— START TEXT —

Thanks for this cleanup!

It looks like the above two checks, the wp-async one and the PTE
marker check, have been reordered in this patch. Does this result in a
functional difference?

The rest of this series looks fine to me. :)

> -
> -       /* By default, allow any of anon|shmem|hugetlb */
> -       return vma_is_anonymous(vma) || is_vm_hugetlb_page(vma) ||
> -           vma_is_shmem(vma);
> +       if (vma->vm_ops && vma->vm_ops->userfaultfd_ops)
> +               return vma->vm_ops->userfaultfd_ops;
> +       return NULL;
>  }
>
> +bool vma_can_userfault(struct vm_area_struct *vma,
> +                      unsigned long vm_flags, bool wp_async);
> +
>  static inline bool vma_has_uffd_without_event_remap(struct vm_area_struct *vma)
>  {
>         struct userfaultfd_ctx *uffd_ctx = vma->vm_userfaultfd_ctx.ctx;
> diff --git a/mm/shmem.c b/mm/shmem.c
> index bd0a29000318..4d71fc7be358 100644
> --- a/mm/shmem.c
> +++ b/mm/shmem.c
> @@ -3158,7 +3158,7 @@ static int shmem_uffd_get_folio(struct inode *inode, pgoff_t pgoff,
>         return shmem_get_folio(inode, pgoff, 0, folio, SGP_NOALLOC);
>  }
>
> -int shmem_mfill_atomic_pte(pmd_t *dst_pmd,
> +static int shmem_mfill_atomic_pte(pmd_t *dst_pmd,
>                            struct vm_area_struct *dst_vma,
>                            unsigned long dst_addr,
>                            unsigned long src_addr,
> diff --git a/mm/userfaultfd.c b/mm/userfaultfd.c
> index 879505c6996f..61783ff2d335 100644
> --- a/mm/userfaultfd.c
> +++ b/mm/userfaultfd.c
> @@ -14,12 +14,48 @@
>  #include <linux/userfaultfd_k.h>
>  #include <linux/mmu_notifier.h>
>  #include <linux/hugetlb.h>
> -#include <linux/shmem_fs.h>
>  #include <asm/tlbflush.h>
>  #include <asm/tlb.h>
>  #include "internal.h"

— END TEXT —

SET PROBLEM A:
Copy word for word the stretch of the entries from the line that contains "edition-subtitle: for GT" through the line that contains "bar-2 <box>180 211 236 446</box>".
The review above has no connection to the entries that follow it.

— START INFORMATION SHOWN —

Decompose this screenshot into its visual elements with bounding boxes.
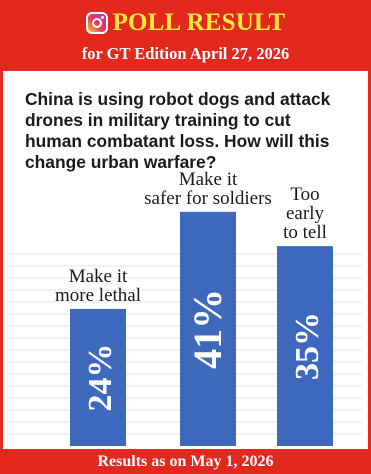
edition-subtitle: for GT Edition April 27, 2026 <box>81 44 290 63</box>
bar-3 <box>277 246 333 446</box>
poll-question: China is using robot dogs and attack dro… <box>25 89 331 172</box>
page-title: POLL RESULT <box>112 9 286 36</box>
instagram-icon <box>85 12 108 34</box>
header-banner: POLL RESULT for GT Edition April 27, 202… <box>3 3 368 71</box>
category-label-2: safer for soldiers <box>144 188 272 209</box>
results-footer: Results as on May 1, 2026 <box>3 449 368 474</box>
bar-value-label-1: 24% <box>82 343 119 411</box>
category-label-1: Make it <box>69 266 128 287</box>
category-label-2: Make it <box>179 169 238 190</box>
bar-2 <box>180 211 236 446</box>
category-label-3: Too <box>290 184 319 205</box>
category-label-3: early <box>286 203 324 224</box>
bar-value-label-3: 35% <box>289 312 326 380</box>
bar-value-label-2: 41% <box>185 289 230 369</box>
bar-1 <box>70 308 126 446</box>
title-row: POLL RESULT <box>3 7 368 39</box>
category-label-3: to tell <box>283 222 327 243</box>
category-label-1: more lethal <box>55 285 141 306</box>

— END INFORMATION SHOWN —

SET PROBLEM B:
Name every file that appears in an #include line in the review.

FULL OUTPUT A:
edition-subtitle: for GT Edition April 27, 2026 <box>81 44 290 63</box>
bar-3 <box>277 246 333 446</box>
poll-question: China is using robot dogs and attack dro… <box>25 89 331 172</box>
page-title: POLL RESULT <box>112 9 286 36</box>
instagram-icon <box>85 12 108 34</box>
header-banner: POLL RESULT for GT Edition April 27, 202… <box>3 3 368 71</box>
category-label-2: safer for soldiers <box>144 188 272 209</box>
results-footer: Results as on May 1, 2026 <box>3 449 368 474</box>
bar-value-label-1: 24% <box>82 343 119 411</box>
category-label-1: Make it <box>69 266 128 287</box>
category-label-2: Make it <box>179 169 238 190</box>
bar-2 <box>180 211 236 446</box>

FULL OUTPUT B:
linux/userfaultfd_k.h
linux/mmu_notifier.h
linux/hugetlb.h
linux/shmem_fs.h
asm/tlbflush.h
asm/tlb.h
internal.h